**Set task**. Repeat the data that follows, word for word, without the images.

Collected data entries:
-- START --
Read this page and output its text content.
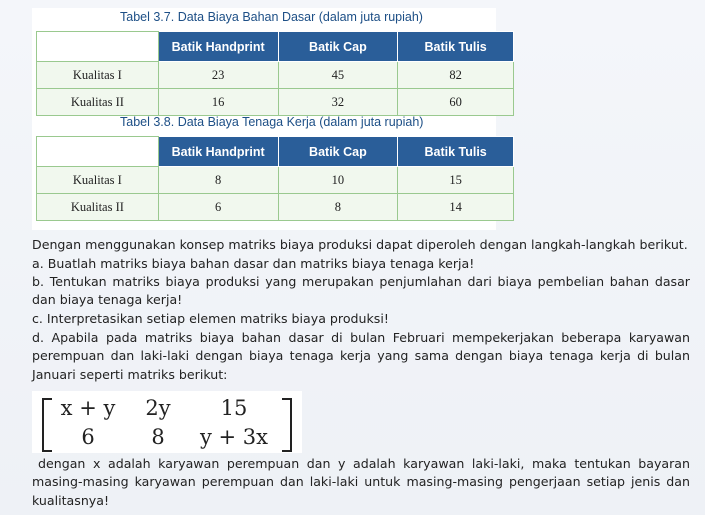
Tabel 3.7. Data Biaya Bahan Dasar (dalam juta rupiah)
	Batik Handprint	Batik Cap	Batik Tulis
Kualitas I	23	45	82
Kualitas II	16	32	60
Tabel 3.8. Data Biaya Tenaga Kerja (dalam juta rupiah)
	Batik Handprint	Batik Cap	Batik Tulis
Kualitas I	8	10	15
Kualitas II	6	8	14
Dengan menggunakan konsep matriks biaya produksi dapat diperoleh dengan langkah-langkah berikut.
a. Buatlah matriks biaya bahan dasar dan matriks biaya tenaga kerja!
b. Tentukan matriks biaya produksi yang merupakan penjumlahan dari biaya pembelian bahan dasar dan biaya tenaga kerja!
c. Interpretasikan setiap elemen matriks biaya produksi!
d. Apabila pada matriks biaya bahan dasar di bulan Februari mempekerjakan beberapa karyawan perempuan dan laki-laki dengan biaya tenaga kerja yang sama dengan biaya tenaga kerja di bulan Januari seperti matriks berikut:
x + y	2y	15
6	8	y + 3x
dengan x adalah karyawan perempuan dan y adalah karyawan laki-laki, maka tentukan bayaran masing-masing karyawan perempuan dan laki-laki untuk masing-masing pengerjaan setiap jenis dan kualitasnya!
-- END --
**Finished answer**.
Read this page and output its text content.
Tabel 3.7. Data Biaya Bahan Dasar (dalam juta rupiah)
	Batik Handprint	Batik Cap	Batik Tulis
Kualitas I	23	45	82
Kualitas II	16	32	60
Tabel 3.8. Data Biaya Tenaga Kerja (dalam juta rupiah)
	Batik Handprint	Batik Cap	Batik Tulis
Kualitas I	8	10	15
Kualitas II	6	8	14
Dengan menggunakan konsep matriks biaya produksi dapat diperoleh dengan langkah-langkah berikut.
a. Buatlah matriks biaya bahan dasar dan matriks biaya tenaga kerja!
b. Tentukan matriks biaya produksi yang merupakan penjumlahan dari biaya pembelian bahan dasar dan biaya tenaga kerja!
c. Interpretasikan setiap elemen matriks biaya produksi!
d. Apabila pada matriks biaya bahan dasar di bulan Februari mempekerjakan beberapa karyawan perempuan dan laki-laki dengan biaya tenaga kerja yang sama dengan biaya tenaga kerja di bulan Januari seperti matriks berikut:
x + y	2y	15
6	8	y + 3x
dengan x adalah karyawan perempuan dan y adalah karyawan laki-laki, maka tentukan bayaran masing-masing karyawan perempuan dan laki-laki untuk masing-masing pengerjaan setiap jenis dan kualitasnya!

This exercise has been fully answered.